● **Exercise**: Below is a listing; copy all of it exactly.

Stored data
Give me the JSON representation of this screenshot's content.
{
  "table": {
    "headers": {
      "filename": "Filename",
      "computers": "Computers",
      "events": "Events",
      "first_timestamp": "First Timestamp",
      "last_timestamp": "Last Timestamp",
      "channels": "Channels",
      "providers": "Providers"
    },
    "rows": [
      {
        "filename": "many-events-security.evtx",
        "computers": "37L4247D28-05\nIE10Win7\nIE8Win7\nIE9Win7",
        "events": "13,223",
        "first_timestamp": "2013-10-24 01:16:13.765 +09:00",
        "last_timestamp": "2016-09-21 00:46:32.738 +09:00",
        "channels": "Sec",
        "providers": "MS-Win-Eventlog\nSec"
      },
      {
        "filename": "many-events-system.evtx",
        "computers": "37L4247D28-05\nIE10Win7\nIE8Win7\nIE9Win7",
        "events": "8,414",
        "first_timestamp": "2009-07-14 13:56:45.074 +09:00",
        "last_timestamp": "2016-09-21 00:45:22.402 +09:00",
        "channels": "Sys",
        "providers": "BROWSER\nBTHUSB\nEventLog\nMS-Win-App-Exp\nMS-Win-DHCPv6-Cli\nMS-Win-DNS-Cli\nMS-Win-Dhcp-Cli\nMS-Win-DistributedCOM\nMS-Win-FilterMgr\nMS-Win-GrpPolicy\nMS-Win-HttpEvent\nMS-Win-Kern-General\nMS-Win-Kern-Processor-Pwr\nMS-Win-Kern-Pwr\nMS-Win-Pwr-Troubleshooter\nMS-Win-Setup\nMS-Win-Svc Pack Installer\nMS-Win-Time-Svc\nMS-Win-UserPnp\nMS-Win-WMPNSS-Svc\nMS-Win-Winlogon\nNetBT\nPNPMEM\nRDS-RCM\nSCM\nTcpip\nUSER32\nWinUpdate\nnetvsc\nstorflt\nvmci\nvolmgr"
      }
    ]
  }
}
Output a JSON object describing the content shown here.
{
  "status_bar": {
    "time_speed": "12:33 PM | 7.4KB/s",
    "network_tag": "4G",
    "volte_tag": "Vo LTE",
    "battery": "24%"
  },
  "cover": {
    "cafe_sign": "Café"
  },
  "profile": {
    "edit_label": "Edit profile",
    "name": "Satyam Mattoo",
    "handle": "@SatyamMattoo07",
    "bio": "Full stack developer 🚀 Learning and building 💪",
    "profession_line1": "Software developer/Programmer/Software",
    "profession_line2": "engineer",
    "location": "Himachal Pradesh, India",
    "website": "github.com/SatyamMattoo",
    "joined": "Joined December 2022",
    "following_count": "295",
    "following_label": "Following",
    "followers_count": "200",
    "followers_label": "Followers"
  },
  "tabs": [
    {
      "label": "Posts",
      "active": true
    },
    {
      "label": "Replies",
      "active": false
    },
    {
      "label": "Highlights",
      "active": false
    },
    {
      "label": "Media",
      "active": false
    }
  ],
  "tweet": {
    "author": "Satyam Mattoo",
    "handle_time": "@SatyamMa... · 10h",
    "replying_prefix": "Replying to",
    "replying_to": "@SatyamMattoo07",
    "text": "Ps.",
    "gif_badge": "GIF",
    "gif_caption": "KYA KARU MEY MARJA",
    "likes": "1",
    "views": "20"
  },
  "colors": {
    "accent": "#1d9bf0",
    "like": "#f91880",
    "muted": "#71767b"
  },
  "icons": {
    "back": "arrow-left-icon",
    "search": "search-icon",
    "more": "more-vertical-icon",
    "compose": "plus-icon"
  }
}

● **Solved exercise**:
Give me the JSON representation of this screenshot's content.
{
  "table": {
    "headers": {
      "filename": "Filename",
      "computers": "Computers",
      "events": "Events",
      "first_timestamp": "First Timestamp",
      "last_timestamp": "Last Timestamp",
      "channels": "Channels",
      "providers": "Providers"
    },
    "rows": [
      {
        "filename": "many-events-security.evtx",
        "computers": "37L4247D28-05\nIE10Win7\nIE8Win7\nIE9Win7",
        "events": "13,223",
        "first_timestamp": "2013-10-24 01:16:13.765 +09:00",
        "last_timestamp": "2016-09-21 00:46:32.738 +09:00",
        "channels": "Sec",
        "providers": "MS-Win-Eventlog\nSec"
      },
      {
        "filename": "many-events-system.evtx",
        "computers": "37L4247D28-05\nIE10Win7\nIE8Win7\nIE9Win7",
        "events": "8,414",
        "first_timestamp": "2009-07-14 13:56:45.074 +09:00",
        "last_timestamp": "2016-09-21 00:45:22.402 +09:00",
        "channels": "Sys",
        "providers": "BROWSER\nBTHUSB\nEventLog\nMS-Win-App-Exp\nMS-Win-DHCPv6-Cli\nMS-Win-DNS-Cli\nMS-Win-Dhcp-Cli\nMS-Win-DistributedCOM\nMS-Win-FilterMgr\nMS-Win-GrpPolicy\nMS-Win-HttpEvent\nMS-Win-Kern-General\nMS-Win-Kern-Processor-Pwr\nMS-Win-Kern-Pwr\nMS-Win-Pwr-Troubleshooter\nMS-Win-Setup\nMS-Win-Svc Pack Installer\nMS-Win-Time-Svc\nMS-Win-UserPnp\nMS-Win-WMPNSS-Svc\nMS-Win-Winlogon\nNetBT\nPNPMEM\nRDS-RCM\nSCM\nTcpip\nUSER32\nWinUpdate\nnetvsc\nstorflt\nvmci\nvolmgr"
      }
    ]
  }
}
Output a JSON object describing the content shown here.
{
  "status_bar": {
    "time_speed": "12:33 PM | 7.4KB/s",
    "network_tag": "4G",
    "volte_tag": "Vo LTE",
    "battery": "24%"
  },
  "cover": {
    "cafe_sign": "Café"
  },
  "profile": {
    "edit_label": "Edit profile",
    "name": "Satyam Mattoo",
    "handle": "@SatyamMattoo07",
    "bio": "Full stack developer 🚀 Learning and building 💪",
    "profession_line1": "Software developer/Programmer/Software",
    "profession_line2": "engineer",
    "location": "Himachal Pradesh, India",
    "website": "github.com/SatyamMattoo",
    "joined": "Joined December 2022",
    "following_count": "295",
    "following_label": "Following",
    "followers_count": "200",
    "followers_label": "Followers"
  },
  "tabs": [
    {
      "label": "Posts",
      "active": true
    },
    {
      "label": "Replies",
      "active": false
    },
    {
      "label": "Highlights",
      "active": false
    },
    {
      "label": "Media",
      "active": false
    }
  ],
  "tweet": {
    "author": "Satyam Mattoo",
    "handle_time": "@SatyamMa... · 10h",
    "replying_prefix": "Replying to",
    "replying_to": "@SatyamMattoo07",
    "text": "Ps.",
    "gif_badge": "GIF",
    "gif_caption": "KYA KARU MEY MARJA",
    "likes": "1",
    "views": "20"
  },
  "colors": {
    "accent": "#1d9bf0",
    "like": "#f91880",
    "muted": "#71767b"
  },
  "icons": {
    "back": "arrow-left-icon",
    "search": "search-icon",
    "more": "more-vertical-icon",
    "compose": "plus-icon"
  }
}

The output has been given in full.